Work to complete:
Gather up all lines that carry the word "上的投影向量为".

Supplied information:
►

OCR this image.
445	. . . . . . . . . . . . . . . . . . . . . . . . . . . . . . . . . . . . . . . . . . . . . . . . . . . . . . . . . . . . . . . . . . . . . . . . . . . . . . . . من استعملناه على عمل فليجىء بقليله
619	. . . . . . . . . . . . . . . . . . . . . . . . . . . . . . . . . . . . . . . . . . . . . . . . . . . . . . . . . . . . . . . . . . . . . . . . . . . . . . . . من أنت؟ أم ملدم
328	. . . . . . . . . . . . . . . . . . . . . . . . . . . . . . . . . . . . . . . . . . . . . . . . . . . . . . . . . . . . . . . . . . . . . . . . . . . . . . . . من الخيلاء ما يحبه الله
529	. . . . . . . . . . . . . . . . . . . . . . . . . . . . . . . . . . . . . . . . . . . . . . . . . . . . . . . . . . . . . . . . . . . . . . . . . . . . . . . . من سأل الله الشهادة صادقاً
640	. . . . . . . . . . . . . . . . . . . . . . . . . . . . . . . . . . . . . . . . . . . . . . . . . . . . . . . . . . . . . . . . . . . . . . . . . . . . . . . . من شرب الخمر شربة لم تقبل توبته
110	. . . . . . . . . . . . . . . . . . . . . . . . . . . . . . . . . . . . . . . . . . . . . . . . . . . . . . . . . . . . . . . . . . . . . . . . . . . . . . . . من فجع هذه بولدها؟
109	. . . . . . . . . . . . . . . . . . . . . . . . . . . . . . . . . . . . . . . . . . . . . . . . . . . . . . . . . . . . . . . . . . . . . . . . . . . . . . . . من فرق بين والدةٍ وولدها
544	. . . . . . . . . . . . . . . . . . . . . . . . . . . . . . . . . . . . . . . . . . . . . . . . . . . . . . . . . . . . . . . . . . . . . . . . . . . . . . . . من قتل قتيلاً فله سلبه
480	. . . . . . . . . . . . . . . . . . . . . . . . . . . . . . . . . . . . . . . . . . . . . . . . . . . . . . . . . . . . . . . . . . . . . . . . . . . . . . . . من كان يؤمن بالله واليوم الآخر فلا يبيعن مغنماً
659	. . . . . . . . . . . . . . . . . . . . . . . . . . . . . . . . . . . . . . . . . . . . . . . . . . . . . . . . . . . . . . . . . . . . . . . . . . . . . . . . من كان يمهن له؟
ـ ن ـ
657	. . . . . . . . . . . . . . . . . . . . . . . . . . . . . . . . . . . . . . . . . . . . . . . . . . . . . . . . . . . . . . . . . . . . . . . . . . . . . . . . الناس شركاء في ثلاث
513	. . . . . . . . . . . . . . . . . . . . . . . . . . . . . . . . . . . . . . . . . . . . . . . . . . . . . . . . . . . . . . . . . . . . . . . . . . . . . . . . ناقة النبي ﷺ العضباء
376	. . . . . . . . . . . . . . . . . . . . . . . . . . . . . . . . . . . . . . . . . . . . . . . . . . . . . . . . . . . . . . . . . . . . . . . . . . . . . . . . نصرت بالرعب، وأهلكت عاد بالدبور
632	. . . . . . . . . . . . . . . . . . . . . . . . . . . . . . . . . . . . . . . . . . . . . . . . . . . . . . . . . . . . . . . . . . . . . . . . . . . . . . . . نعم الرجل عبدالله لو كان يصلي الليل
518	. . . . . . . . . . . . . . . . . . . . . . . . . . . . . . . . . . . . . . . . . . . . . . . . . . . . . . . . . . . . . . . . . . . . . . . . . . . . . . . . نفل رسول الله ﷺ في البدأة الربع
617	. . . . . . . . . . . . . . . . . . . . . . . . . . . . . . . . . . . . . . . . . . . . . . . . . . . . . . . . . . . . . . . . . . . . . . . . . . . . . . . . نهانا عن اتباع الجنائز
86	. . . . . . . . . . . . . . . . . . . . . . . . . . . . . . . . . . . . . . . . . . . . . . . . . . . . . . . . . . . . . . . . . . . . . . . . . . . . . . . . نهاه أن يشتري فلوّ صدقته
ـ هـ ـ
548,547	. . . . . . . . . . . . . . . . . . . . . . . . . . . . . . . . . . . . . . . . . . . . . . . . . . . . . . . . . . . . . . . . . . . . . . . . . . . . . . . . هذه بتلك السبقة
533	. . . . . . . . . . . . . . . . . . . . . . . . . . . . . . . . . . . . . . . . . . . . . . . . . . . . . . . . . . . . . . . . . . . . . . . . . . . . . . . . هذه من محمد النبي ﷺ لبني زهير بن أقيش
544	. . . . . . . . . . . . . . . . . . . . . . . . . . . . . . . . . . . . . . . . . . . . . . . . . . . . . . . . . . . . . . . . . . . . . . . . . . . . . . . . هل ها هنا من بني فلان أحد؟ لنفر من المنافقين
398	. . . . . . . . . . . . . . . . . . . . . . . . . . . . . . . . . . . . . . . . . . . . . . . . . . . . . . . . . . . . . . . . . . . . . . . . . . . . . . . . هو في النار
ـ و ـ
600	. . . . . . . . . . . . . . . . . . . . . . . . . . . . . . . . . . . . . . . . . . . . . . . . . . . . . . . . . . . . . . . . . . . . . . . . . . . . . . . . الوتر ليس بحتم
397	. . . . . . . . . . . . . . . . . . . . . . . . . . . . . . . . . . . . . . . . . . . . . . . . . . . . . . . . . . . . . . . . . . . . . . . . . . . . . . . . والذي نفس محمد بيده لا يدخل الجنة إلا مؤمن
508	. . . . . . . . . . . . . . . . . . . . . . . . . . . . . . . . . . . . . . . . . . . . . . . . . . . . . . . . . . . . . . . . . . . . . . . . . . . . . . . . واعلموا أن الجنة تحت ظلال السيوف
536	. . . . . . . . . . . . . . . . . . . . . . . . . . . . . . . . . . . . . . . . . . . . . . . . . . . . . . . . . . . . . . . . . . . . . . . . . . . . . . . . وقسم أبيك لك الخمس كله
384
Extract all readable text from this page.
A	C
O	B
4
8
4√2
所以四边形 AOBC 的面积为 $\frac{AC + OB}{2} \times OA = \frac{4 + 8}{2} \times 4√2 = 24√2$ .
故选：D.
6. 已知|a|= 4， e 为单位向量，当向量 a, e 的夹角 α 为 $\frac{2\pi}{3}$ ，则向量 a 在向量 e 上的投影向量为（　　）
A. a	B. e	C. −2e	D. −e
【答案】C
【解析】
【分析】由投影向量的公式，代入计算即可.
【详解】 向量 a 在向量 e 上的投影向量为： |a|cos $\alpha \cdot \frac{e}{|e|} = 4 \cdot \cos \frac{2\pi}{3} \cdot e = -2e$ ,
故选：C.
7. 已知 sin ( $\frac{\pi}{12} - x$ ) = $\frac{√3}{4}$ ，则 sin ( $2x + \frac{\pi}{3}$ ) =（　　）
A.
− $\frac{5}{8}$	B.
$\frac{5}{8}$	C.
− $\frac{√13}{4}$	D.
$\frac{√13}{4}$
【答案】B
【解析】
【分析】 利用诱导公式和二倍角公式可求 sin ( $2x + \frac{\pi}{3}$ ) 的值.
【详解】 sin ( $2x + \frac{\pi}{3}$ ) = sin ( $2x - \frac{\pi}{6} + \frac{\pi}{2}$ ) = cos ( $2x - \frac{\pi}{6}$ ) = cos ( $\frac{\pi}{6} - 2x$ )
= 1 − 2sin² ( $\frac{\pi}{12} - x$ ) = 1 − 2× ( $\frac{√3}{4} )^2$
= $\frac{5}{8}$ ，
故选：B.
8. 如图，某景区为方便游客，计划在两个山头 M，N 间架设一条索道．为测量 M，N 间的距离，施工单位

◄

The reply:
6. 已知|a|= 4， e 为单位向量，当向量 a, e 的夹角 α 为 $\frac{2\pi}{3}$ ，则向量 a 在向量 e 上的投影向量为（　　）
【详解】 向量 a 在向量 e 上的投影向量为： |a|cos $\alpha \cdot \frac{e}{|e|} = 4 \cdot \cos \frac{2\pi}{3} \cdot e = -2e$ ,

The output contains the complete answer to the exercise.